Records that describe figures
##############################
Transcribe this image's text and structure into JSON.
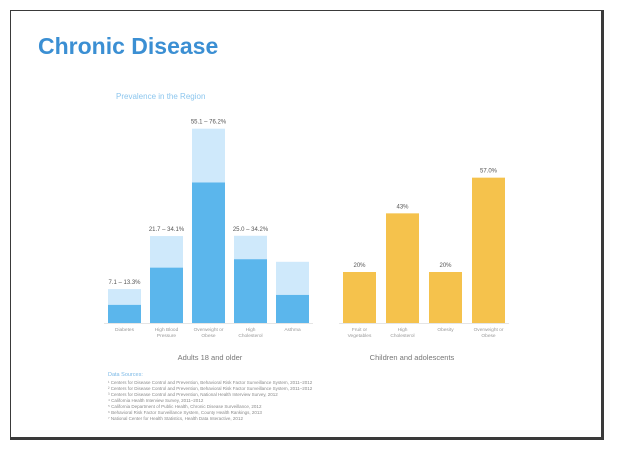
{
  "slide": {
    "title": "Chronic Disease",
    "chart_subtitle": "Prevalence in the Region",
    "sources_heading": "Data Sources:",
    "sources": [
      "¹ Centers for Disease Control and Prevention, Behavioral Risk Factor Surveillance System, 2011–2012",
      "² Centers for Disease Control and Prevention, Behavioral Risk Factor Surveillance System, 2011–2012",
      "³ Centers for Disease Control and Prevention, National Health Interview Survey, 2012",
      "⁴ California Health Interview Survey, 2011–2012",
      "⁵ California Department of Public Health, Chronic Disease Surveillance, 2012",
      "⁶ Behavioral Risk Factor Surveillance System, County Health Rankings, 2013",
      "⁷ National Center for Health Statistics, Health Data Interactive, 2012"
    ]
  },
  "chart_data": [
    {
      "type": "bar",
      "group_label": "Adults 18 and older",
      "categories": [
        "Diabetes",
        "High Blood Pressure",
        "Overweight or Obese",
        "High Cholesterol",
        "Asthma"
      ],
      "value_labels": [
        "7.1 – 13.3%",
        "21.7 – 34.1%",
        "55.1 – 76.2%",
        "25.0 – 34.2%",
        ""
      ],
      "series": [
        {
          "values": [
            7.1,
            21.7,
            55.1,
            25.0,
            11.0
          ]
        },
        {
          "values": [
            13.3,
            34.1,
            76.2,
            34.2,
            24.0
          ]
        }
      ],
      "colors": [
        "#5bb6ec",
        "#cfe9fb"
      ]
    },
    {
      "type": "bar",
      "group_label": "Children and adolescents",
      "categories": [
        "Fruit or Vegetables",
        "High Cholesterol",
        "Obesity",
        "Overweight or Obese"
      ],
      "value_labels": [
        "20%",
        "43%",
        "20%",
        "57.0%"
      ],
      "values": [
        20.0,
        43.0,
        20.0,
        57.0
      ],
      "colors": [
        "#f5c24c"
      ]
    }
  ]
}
##############################
Each entry gets copied exactly; the pictures stay out.

Transcribe this image's text and structure into JSON.
{
  "slide": {
    "title": "Chronic Disease",
    "chart_subtitle": "Prevalence in the Region",
    "sources_heading": "Data Sources:",
    "sources": [
      "¹ Centers for Disease Control and Prevention, Behavioral Risk Factor Surveillance System, 2011–2012",
      "² Centers for Disease Control and Prevention, Behavioral Risk Factor Surveillance System, 2011–2012",
      "³ Centers for Disease Control and Prevention, National Health Interview Survey, 2012",
      "⁴ California Health Interview Survey, 2011–2012",
      "⁵ California Department of Public Health, Chronic Disease Surveillance, 2012",
      "⁶ Behavioral Risk Factor Surveillance System, County Health Rankings, 2013",
      "⁷ National Center for Health Statistics, Health Data Interactive, 2012"
    ]
  },
  "chart_data": [
    {
      "type": "bar",
      "group_label": "Adults 18 and older",
      "categories": [
        "Diabetes",
        "High Blood Pressure",
        "Overweight or Obese",
        "High Cholesterol",
        "Asthma"
      ],
      "value_labels": [
        "7.1 – 13.3%",
        "21.7 – 34.1%",
        "55.1 – 76.2%",
        "25.0 – 34.2%",
        ""
      ],
      "series": [
        {
          "values": [
            7.1,
            21.7,
            55.1,
            25.0,
            11.0
          ]
        },
        {
          "values": [
            13.3,
            34.1,
            76.2,
            34.2,
            24.0
          ]
        }
      ],
      "colors": [
        "#5bb6ec",
        "#cfe9fb"
      ]
    },
    {
      "type": "bar",
      "group_label": "Children and adolescents",
      "categories": [
        "Fruit or Vegetables",
        "High Cholesterol",
        "Obesity",
        "Overweight or Obese"
      ],
      "value_labels": [
        "20%",
        "43%",
        "20%",
        "57.0%"
      ],
      "values": [
        20.0,
        43.0,
        20.0,
        57.0
      ],
      "colors": [
        "#f5c24c"
      ]
    }
  ]
}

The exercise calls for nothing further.